§ **Page excerpt**:
* * * * *
Grade Range
6th-8th
Group Size
2-4 students
Active Time
110 minutes
Total Time
110 minutes
Area of Science
Space Exploration
Key Concepts
Gravity, engineering process
Learning Objectives
  • Understand the iterative nature of engineering design.
  • Give examples to illustrate that gravitational interactions are attractive and depend on the masses of the interacting objects.
  • Give examples to illustrate that gravitational interactions are only noticeable when the mass of at least one of the interacting objects is large.
  • Explain the descent of a paper helicopter in terms of gravity and lift.
Credits
Sabine De Brabandere, PhD, Science Buddies

Overview

Space exploration poses many challenges. In this lesson, students will explore how flying a helicopter on Mars is different from flying a helicopter on Earth due to the difference in the helicopter's weight on Mars and the thin Martian atmosphere. Students will follow the engineering design process to design and build paper helicopters that might be able to fly on Mars. Before testing their different helicopter designs, students will revisit the concept of gravity, and apply their knowledge to the challenge at hand.

Remote learning adaptation: This lesson plan can be conducted remotely. Students can work independently on the Explore section of the lesson plan using the Student Worksheet as a guide and the video as an introduction. The Engage and Reflect sections can either be dropped entirely, done in writing remotely, or be conducted over a video chat.
* * * * *
§ **Required actions**:
(A) Please duplicate the passage of the lesson plan between "Space exploration poses" and "a video chat.", inclusive.
(B) Report how many lines of the entries below contain the string "Investigation", with case counting, and give only the number.

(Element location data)
* * * * *
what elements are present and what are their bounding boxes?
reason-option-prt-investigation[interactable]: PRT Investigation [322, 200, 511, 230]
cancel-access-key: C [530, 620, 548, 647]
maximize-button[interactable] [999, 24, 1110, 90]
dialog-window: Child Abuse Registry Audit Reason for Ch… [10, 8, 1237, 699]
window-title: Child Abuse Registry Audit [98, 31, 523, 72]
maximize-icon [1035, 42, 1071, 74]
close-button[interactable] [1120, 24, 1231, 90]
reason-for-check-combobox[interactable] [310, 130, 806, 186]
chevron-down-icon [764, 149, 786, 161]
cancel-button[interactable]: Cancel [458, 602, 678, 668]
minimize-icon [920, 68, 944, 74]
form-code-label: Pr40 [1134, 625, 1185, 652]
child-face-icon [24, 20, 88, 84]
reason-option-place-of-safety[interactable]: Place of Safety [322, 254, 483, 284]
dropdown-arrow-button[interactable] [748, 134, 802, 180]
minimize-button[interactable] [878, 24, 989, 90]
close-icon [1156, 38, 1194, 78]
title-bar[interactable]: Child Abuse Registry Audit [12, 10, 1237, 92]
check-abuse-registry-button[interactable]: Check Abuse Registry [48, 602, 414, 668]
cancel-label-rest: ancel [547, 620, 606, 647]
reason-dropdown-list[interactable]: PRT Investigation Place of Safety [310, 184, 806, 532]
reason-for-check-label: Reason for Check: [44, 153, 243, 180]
* * * * *
§ **Responses for each task**:
(A)
Space exploration poses many challenges. In this lesson, students will explore how flying a helicopter on Mars is different from flying a helicopter on Earth due to the difference in the helicopter's weight on Mars and the thin Martian atmosphere. Students will follow the engineering design process to design and build paper helicopters that might be able to fly on Mars. Before testing their different helicopter designs, students will revisit the concept of gravity, and apply their knowledge to the challenge at hand.

Remote learning adaptation: This lesson plan can be conducted remotely. Students can work independently on the Explore section of the lesson plan using the Student Worksheet as a guide and the video as an introduction. The Engage and Reflect sections can either be dropped entirely, done in writing remotely, or be conducted over a video chat.

(B) 2